TEXT EXTRACT:

Saturday, August 01, 2009

Taking down Tosches

OK, Tosches, you asked for this one.

There's a school of popular-culture writing which comes out of the great rock criticism of the late '60s/early '70s: people like Greil Marcus, Bob Christgau, the great Langdon Winner, the even greater Ellen Willis, and that wonderful, beautiful, Bukowskian Detroit trash-saint Lester Bangs, about whom I've written elsewhere. Most of these guys were fans first (and, in Bangs's case, last well) who subsequently realized that they might be able to make a buck writing what they thought about music they were listening to anyway. The smarter and more pedestrian ones (Dave Marsh, Marcus, Christgau as the worst offender) realized that you could make more bucks if you dressed-up your essential fandom-style writing with relatively high-flown and abstract theoretical constructs. Over the decades, the ones who didn't burn out or die (like Bangs) or go on to other things, were able to parlay this essential fog-and-pomposity (thanks, Quantzalcoatl) into long-running high-dollar columns (Christgau) or even university appointments. Not all the writing was good, a lot of it was pretentious, much of it was musically illiterate, but at least most of it proceeded from a very sincere love for popular music and a solid conviction that it was good art. And for that they should be commended.

A particularly New Yawk version of that comes from people like New York's Nick Tosches. Tosches is a lot better-read than some of his colleagues, and he, like Bangs, can make language perform remarkable rhetorical loop-the-loops: prolixity is a valuable skill when (a) you don't really know anything technical about the music you're reviewing and/or (b) you're getting paid by the word. Tosches wrote some fantastic stuff about various rock artists in the Seventies--one of his most notorious pieces is an ode to masturbation and Van Morrison in the Marcus collection Stranded--but he's also done biographies and literary essays on people like Dean Martin, Sonny Liston, and Jerry Lee Lewis, and an absolutely magnificent early collection called Country--still his most consistent piece of great writing. He's at his best when he's "riffing" (to use Marcus's term for the same technique, which he stole from Tosches) across the cognitive landscape of American myth, legend, and popular culture. He's not really a "scholar"--he's way too dependent upon "researchers" (that is, the people who actually dig up the facts that he riffs upon) for that--as much as he's an essayist: someone who, like Faulkner or Joyce or Dylan, simply has the ability to put words together in the magic-realist, incantatory fashion that makes them dance off the page and into the reader's mind. It's a skill that's shared by a lot of street people and people who live near the streets: a skill that New Yorkers from Lenny Bruce to Frank McCourt (rest his soul) have almost always had.

DATA EXTRACT:

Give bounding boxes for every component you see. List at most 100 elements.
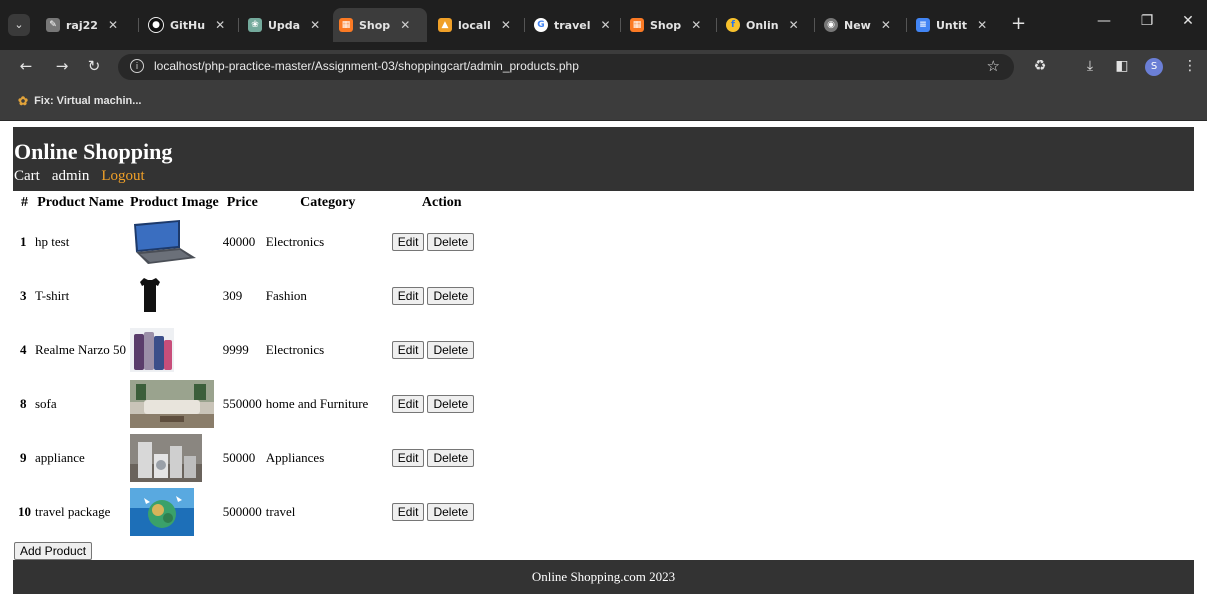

WHAT YOU SHOULD DO: Continue the blog post on Nick Tosches and rock criticism from its last sentence. The material plays no part in what follows.

ANSWER:
New York is a walking culture--the very best way to see the island is by foot and subway, and the very worst is from behind the wheel of a car--and so ever since the 18th century, it's meant that New Yorkers of all ages, classes, races, and perspectives have bumped shoulders on the street and in the bars. The great New York literati (from Bruce to McCourt to Tosches to Dylan Thomas and so on) have understood this, have avoided the automobile, and have relished the bumping-shoulders contact and the conversations that emerge from it. It's where Tosches, and his spiritual step-son Anthony Bourdain (Bourdain is basically what you get when you cross Hunter Thompson and Tosches--an indebtedness Tony admits), get their language and their world-view.

On the other hand: back in the day when I actually wrote a lot of information-supplying helpful messages to Internet music discussion lists--a habit I've since largely sworn off, as Mencken's "ninety percent of everything is crap" and my "ninety-FIVE percent of everything on the Internet is crap" advises--I would always make a point of excising my academic signature file from those posts. Because I learned, quickly enough, that--especially in the forums I hung out in--the mere presence of an academic .sig file, or of advanced-degree letters after your name, was enough to provoke all kinds of snotty "oh, so you think you actually *know* something, Professor Asshole?!?" reactions.

In the case of the Irish musicians and the blues musicians, this kind of makes sense, because both groups have been treated particularly badly, over the years, by pompous academics who wanted to treat them as primitifs or worse. Colonialism, classism, ethnocentrism: you name it, the academic study of vernacular musics has been riddled with all of 'em. And, the reality is that, in the musical worlds I occupy, the degrees don't--and shouldn't--mean shit: what should matter is the quality of the understanding and of the playing ability, and the degrees are no proof of that. So I just learned to leave-off the letters after my name. And it's actually a good discipline: teaches you to make your points without the presumption that you know better than someone else.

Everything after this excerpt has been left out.